• [Written exercise] Transcribe each record below word for word.

• [Task input]

==============================

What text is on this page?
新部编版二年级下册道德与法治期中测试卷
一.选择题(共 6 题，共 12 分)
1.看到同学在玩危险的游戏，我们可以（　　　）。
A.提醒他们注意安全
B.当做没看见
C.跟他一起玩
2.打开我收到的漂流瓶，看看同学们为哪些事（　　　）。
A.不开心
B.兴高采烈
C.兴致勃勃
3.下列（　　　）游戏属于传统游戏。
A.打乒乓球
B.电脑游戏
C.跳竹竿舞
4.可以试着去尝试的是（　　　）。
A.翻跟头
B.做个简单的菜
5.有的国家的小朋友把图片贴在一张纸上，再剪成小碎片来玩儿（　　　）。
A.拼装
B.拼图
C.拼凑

==============================

• [Solution for this task]
What text is on this page?
新部编版二年级下册道德与法治期中测试卷
一.选择题(共 6 题，共 12 分)
1.看到同学在玩危险的游戏，我们可以（　　　）。
A.提醒他们注意安全
B.当做没看见
C.跟他一起玩
2.打开我收到的漂流瓶，看看同学们为哪些事（　　　）。
A.不开心
B.兴高采烈
C.兴致勃勃
3.下列（　　　）游戏属于传统游戏。
A.打乒乓球
B.电脑游戏
C.跳竹竿舞
4.可以试着去尝试的是（　　　）。
A.翻跟头
B.做个简单的菜
5.有的国家的小朋友把图片贴在一张纸上，再剪成小碎片来玩儿（　　　）。
A.拼装
B.拼图
C.拼凑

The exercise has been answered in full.